Entries from a dataset
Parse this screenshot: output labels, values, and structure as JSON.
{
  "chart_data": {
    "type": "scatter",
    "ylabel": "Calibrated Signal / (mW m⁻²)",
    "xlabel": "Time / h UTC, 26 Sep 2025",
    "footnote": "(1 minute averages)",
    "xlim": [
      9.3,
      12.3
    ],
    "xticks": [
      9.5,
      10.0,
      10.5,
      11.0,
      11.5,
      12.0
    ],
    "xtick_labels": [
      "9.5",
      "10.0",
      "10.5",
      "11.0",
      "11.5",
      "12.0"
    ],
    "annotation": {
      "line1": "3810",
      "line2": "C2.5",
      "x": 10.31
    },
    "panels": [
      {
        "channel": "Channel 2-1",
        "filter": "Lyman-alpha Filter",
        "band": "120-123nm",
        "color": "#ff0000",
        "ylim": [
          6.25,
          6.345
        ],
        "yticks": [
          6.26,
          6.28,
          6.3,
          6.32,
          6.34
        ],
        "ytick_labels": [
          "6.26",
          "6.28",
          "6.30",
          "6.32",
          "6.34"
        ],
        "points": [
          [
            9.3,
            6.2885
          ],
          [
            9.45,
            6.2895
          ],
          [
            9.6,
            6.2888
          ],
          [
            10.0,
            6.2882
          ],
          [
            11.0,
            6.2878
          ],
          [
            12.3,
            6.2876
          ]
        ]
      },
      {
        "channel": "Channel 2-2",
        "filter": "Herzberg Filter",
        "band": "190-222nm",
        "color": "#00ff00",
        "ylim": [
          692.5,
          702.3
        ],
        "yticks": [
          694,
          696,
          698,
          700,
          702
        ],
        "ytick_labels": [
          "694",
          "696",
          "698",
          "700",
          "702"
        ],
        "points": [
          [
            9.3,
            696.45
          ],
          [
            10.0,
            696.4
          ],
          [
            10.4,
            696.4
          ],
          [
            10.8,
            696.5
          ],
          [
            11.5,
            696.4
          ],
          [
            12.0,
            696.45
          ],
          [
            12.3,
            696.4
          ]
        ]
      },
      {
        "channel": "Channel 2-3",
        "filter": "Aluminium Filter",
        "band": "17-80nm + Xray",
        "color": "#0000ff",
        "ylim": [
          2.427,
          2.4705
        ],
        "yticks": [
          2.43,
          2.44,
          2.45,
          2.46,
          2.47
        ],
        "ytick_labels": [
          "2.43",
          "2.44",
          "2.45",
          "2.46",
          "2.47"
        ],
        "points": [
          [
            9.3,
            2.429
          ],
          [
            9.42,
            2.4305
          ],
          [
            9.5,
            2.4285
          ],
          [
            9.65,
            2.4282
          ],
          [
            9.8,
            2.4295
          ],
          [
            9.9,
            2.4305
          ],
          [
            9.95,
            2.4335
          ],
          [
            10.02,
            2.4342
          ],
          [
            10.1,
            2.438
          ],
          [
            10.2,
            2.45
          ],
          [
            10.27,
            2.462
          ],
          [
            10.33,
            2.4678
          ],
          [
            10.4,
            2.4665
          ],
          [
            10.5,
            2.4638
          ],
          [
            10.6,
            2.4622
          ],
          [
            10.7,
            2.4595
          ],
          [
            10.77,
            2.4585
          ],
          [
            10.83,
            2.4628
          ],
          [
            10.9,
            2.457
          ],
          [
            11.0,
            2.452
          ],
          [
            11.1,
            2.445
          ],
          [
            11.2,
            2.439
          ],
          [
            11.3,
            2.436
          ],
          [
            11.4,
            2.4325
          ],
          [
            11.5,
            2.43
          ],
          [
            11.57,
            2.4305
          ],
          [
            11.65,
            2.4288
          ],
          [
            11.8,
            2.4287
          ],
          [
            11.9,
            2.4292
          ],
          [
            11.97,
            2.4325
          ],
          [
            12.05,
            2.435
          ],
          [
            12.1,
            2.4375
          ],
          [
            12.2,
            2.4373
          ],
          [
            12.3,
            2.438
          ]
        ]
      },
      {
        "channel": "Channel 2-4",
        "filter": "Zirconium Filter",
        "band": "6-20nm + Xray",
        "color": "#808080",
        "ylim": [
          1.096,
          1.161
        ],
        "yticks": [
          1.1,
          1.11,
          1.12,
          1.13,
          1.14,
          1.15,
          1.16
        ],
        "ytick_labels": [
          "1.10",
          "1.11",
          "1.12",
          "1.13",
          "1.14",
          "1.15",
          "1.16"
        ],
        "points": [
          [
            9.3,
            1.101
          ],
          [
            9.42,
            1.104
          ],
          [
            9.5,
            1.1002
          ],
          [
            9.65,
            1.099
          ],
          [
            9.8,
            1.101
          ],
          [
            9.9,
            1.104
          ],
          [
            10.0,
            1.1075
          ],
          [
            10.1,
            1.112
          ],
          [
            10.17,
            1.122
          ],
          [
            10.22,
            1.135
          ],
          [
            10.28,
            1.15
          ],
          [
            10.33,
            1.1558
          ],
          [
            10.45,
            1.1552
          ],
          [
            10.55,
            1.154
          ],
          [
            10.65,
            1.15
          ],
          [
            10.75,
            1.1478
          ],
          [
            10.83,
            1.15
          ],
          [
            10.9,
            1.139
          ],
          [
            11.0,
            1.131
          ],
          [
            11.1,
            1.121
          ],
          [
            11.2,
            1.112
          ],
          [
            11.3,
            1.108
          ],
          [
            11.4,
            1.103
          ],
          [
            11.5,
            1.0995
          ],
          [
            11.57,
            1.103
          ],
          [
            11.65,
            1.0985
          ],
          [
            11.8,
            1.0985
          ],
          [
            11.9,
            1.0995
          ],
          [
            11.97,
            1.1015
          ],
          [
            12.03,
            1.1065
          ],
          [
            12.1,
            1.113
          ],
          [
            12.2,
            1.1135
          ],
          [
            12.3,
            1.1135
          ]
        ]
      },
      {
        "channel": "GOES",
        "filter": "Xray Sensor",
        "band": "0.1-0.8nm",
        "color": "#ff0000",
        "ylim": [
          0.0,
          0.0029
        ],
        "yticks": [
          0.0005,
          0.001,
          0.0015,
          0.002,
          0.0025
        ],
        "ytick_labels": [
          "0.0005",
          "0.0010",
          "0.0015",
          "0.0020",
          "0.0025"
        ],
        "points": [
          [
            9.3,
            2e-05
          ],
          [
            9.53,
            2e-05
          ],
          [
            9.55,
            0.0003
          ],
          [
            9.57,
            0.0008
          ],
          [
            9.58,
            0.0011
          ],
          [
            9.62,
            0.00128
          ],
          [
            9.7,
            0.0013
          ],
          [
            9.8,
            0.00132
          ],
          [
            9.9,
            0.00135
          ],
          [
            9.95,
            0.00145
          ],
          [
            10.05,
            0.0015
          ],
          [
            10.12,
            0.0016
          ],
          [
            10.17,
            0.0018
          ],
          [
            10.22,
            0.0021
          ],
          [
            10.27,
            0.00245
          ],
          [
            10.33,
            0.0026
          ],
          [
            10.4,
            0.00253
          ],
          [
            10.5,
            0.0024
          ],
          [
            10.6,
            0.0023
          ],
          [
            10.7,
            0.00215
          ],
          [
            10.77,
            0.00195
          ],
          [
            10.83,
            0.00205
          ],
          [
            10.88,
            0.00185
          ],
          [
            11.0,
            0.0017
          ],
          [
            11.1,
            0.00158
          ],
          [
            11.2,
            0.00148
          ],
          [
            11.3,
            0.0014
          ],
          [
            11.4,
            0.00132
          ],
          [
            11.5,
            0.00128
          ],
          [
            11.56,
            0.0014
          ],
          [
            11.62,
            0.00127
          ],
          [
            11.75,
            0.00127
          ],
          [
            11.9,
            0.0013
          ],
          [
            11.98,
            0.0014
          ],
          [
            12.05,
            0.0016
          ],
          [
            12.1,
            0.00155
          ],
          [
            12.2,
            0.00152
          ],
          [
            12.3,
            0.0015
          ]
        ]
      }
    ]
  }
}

Your goal:
Transcribe the material exactly as it reads.

Solution for this problem:
Parse this screenshot: output labels, values, and structure as JSON.
{
  "chart_data": {
    "type": "scatter",
    "ylabel": "Calibrated Signal / (mW m⁻²)",
    "xlabel": "Time / h UTC, 26 Sep 2025",
    "footnote": "(1 minute averages)",
    "xlim": [
      9.3,
      12.3
    ],
    "xticks": [
      9.5,
      10.0,
      10.5,
      11.0,
      11.5,
      12.0
    ],
    "xtick_labels": [
      "9.5",
      "10.0",
      "10.5",
      "11.0",
      "11.5",
      "12.0"
    ],
    "annotation": {
      "line1": "3810",
      "line2": "C2.5",
      "x": 10.31
    },
    "panels": [
      {
        "channel": "Channel 2-1",
        "filter": "Lyman-alpha Filter",
        "band": "120-123nm",
        "color": "#ff0000",
        "ylim": [
          6.25,
          6.345
        ],
        "yticks": [
          6.26,
          6.28,
          6.3,
          6.32,
          6.34
        ],
        "ytick_labels": [
          "6.26",
          "6.28",
          "6.30",
          "6.32",
          "6.34"
        ],
        "points": [
          [
            9.3,
            6.2885
          ],
          [
            9.45,
            6.2895
          ],
          [
            9.6,
            6.2888
          ],
          [
            10.0,
            6.2882
          ],
          [
            11.0,
            6.2878
          ],
          [
            12.3,
            6.2876
          ]
        ]
      },
      {
        "channel": "Channel 2-2",
        "filter": "Herzberg Filter",
        "band": "190-222nm",
        "color": "#00ff00",
        "ylim": [
          692.5,
          702.3
        ],
        "yticks": [
          694,
          696,
          698,
          700,
          702
        ],
        "ytick_labels": [
          "694",
          "696",
          "698",
          "700",
          "702"
        ],
        "points": [
          [
            9.3,
            696.45
          ],
          [
            10.0,
            696.4
          ],
          [
            10.4,
            696.4
          ],
          [
            10.8,
            696.5
          ],
          [
            11.5,
            696.4
          ],
          [
            12.0,
            696.45
          ],
          [
            12.3,
            696.4
          ]
        ]
      },
      {
        "channel": "Channel 2-3",
        "filter": "Aluminium Filter",
        "band": "17-80nm + Xray",
        "color": "#0000ff",
        "ylim": [
          2.427,
          2.4705
        ],
        "yticks": [
          2.43,
          2.44,
          2.45,
          2.46,
          2.47
        ],
        "ytick_labels": [
          "2.43",
          "2.44",
          "2.45",
          "2.46",
          "2.47"
        ],
        "points": [
          [
            9.3,
            2.429
          ],
          [
            9.42,
            2.4305
          ],
          [
            9.5,
            2.4285
          ],
          [
            9.65,
            2.4282
          ],
          [
            9.8,
            2.4295
          ],
          [
            9.9,
            2.4305
          ],
          [
            9.95,
            2.4335
          ],
          [
            10.02,
            2.4342
          ],
          [
            10.1,
            2.438
          ],
          [
            10.2,
            2.45
          ],
          [
            10.27,
            2.462
          ],
          [
            10.33,
            2.4678
          ],
          [
            10.4,
            2.4665
          ],
          [
            10.5,
            2.4638
          ],
          [
            10.6,
            2.4622
          ],
          [
            10.7,
            2.4595
          ],
          [
            10.77,
            2.4585
          ],
          [
            10.83,
            2.4628
          ],
          [
            10.9,
            2.457
          ],
          [
            11.0,
            2.452
          ],
          [
            11.1,
            2.445
          ],
          [
            11.2,
            2.439
          ],
          [
            11.3,
            2.436
          ],
          [
            11.4,
            2.4325
          ],
          [
            11.5,
            2.43
          ],
          [
            11.57,
            2.4305
          ],
          [
            11.65,
            2.4288
          ],
          [
            11.8,
            2.4287
          ],
          [
            11.9,
            2.4292
          ],
          [
            11.97,
            2.4325
          ],
          [
            12.05,
            2.435
          ],
          [
            12.1,
            2.4375
          ],
          [
            12.2,
            2.4373
          ],
          [
            12.3,
            2.438
          ]
        ]
      },
      {
        "channel": "Channel 2-4",
        "filter": "Zirconium Filter",
        "band": "6-20nm + Xray",
        "color": "#808080",
        "ylim": [
          1.096,
          1.161
        ],
        "yticks": [
          1.1,
          1.11,
          1.12,
          1.13,
          1.14,
          1.15,
          1.16
        ],
        "ytick_labels": [
          "1.10",
          "1.11",
          "1.12",
          "1.13",
          "1.14",
          "1.15",
          "1.16"
        ],
        "points": [
          [
            9.3,
            1.101
          ],
          [
            9.42,
            1.104
          ],
          [
            9.5,
            1.1002
          ],
          [
            9.65,
            1.099
          ],
          [
            9.8,
            1.101
          ],
          [
            9.9,
            1.104
          ],
          [
            10.0,
            1.1075
          ],
          [
            10.1,
            1.112
          ],
          [
            10.17,
            1.122
          ],
          [
            10.22,
            1.135
          ],
          [
            10.28,
            1.15
          ],
          [
            10.33,
            1.1558
          ],
          [
            10.45,
            1.1552
          ],
          [
            10.55,
            1.154
          ],
          [
            10.65,
            1.15
          ],
          [
            10.75,
            1.1478
          ],
          [
            10.83,
            1.15
          ],
          [
            10.9,
            1.139
          ],
          [
            11.0,
            1.131
          ],
          [
            11.1,
            1.121
          ],
          [
            11.2,
            1.112
          ],
          [
            11.3,
            1.108
          ],
          [
            11.4,
            1.103
          ],
          [
            11.5,
            1.0995
          ],
          [
            11.57,
            1.103
          ],
          [
            11.65,
            1.0985
          ],
          [
            11.8,
            1.0985
          ],
          [
            11.9,
            1.0995
          ],
          [
            11.97,
            1.1015
          ],
          [
            12.03,
            1.1065
          ],
          [
            12.1,
            1.113
          ],
          [
            12.2,
            1.1135
          ],
          [
            12.3,
            1.1135
          ]
        ]
      },
      {
        "channel": "GOES",
        "filter": "Xray Sensor",
        "band": "0.1-0.8nm",
        "color": "#ff0000",
        "ylim": [
          0.0,
          0.0029
        ],
        "yticks": [
          0.0005,
          0.001,
          0.0015,
          0.002,
          0.0025
        ],
        "ytick_labels": [
          "0.0005",
          "0.0010",
          "0.0015",
          "0.0020",
          "0.0025"
        ],
        "points": [
          [
            9.3,
            2e-05
          ],
          [
            9.53,
            2e-05
          ],
          [
            9.55,
            0.0003
          ],
          [
            9.57,
            0.0008
          ],
          [
            9.58,
            0.0011
          ],
          [
            9.62,
            0.00128
          ],
          [
            9.7,
            0.0013
          ],
          [
            9.8,
            0.00132
          ],
          [
            9.9,
            0.00135
          ],
          [
            9.95,
            0.00145
          ],
          [
            10.05,
            0.0015
          ],
          [
            10.12,
            0.0016
          ],
          [
            10.17,
            0.0018
          ],
          [
            10.22,
            0.0021
          ],
          [
            10.27,
            0.00245
          ],
          [
            10.33,
            0.0026
          ],
          [
            10.4,
            0.00253
          ],
          [
            10.5,
            0.0024
          ],
          [
            10.6,
            0.0023
          ],
          [
            10.7,
            0.00215
          ],
          [
            10.77,
            0.00195
          ],
          [
            10.83,
            0.00205
          ],
          [
            10.88,
            0.00185
          ],
          [
            11.0,
            0.0017
          ],
          [
            11.1,
            0.00158
          ],
          [
            11.2,
            0.00148
          ],
          [
            11.3,
            0.0014
          ],
          [
            11.4,
            0.00132
          ],
          [
            11.5,
            0.00128
          ],
          [
            11.56,
            0.0014
          ],
          [
            11.62,
            0.00127
          ],
          [
            11.75,
            0.00127
          ],
          [
            11.9,
            0.0013
          ],
          [
            11.98,
            0.0014
          ],
          [
            12.05,
            0.0016
          ],
          [
            12.1,
            0.00155
          ],
          [
            12.2,
            0.00152
          ],
          [
            12.3,
            0.0015
          ]
        ]
      }
    ]
  }
}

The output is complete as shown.